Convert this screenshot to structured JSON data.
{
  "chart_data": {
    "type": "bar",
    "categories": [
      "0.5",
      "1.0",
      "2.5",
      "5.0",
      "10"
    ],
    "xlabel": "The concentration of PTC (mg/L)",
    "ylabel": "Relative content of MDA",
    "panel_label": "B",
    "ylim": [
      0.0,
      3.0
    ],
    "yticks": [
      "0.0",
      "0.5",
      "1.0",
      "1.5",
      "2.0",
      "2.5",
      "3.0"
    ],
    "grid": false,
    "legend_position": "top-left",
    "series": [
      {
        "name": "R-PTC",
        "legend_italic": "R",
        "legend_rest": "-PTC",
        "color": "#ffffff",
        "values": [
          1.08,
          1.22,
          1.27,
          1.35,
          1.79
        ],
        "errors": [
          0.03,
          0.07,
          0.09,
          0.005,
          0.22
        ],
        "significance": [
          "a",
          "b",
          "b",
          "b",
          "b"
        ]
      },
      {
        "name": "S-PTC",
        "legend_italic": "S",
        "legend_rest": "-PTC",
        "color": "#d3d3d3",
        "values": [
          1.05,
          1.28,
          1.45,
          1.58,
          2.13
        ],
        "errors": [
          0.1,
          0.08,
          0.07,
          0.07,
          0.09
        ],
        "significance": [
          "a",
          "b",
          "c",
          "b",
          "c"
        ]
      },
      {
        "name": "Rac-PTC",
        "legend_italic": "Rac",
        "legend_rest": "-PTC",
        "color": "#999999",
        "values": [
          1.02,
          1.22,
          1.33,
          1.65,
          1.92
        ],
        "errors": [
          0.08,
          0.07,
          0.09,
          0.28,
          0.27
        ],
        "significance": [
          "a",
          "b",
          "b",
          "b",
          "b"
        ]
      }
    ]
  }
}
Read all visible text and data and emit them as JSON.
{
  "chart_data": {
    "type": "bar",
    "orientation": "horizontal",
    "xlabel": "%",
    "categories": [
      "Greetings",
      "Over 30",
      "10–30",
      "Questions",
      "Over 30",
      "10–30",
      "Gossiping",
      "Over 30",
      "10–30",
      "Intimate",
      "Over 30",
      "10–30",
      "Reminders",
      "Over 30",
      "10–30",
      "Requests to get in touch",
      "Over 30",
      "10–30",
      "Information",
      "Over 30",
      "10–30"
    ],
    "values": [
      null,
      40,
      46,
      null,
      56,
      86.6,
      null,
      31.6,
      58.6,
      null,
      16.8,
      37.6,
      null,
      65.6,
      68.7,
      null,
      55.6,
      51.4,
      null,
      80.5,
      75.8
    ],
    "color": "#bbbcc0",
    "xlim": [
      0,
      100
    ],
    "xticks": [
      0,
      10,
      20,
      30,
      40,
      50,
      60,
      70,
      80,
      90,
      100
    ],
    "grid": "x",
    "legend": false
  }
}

▸ **What you are asked to do**
In the entries above, identify each line that includes the string "JSON", then copy it.

▸ **Answer for the task**
Convert this screenshot to structured JSON data.
Read all visible text and data and emit them as JSON.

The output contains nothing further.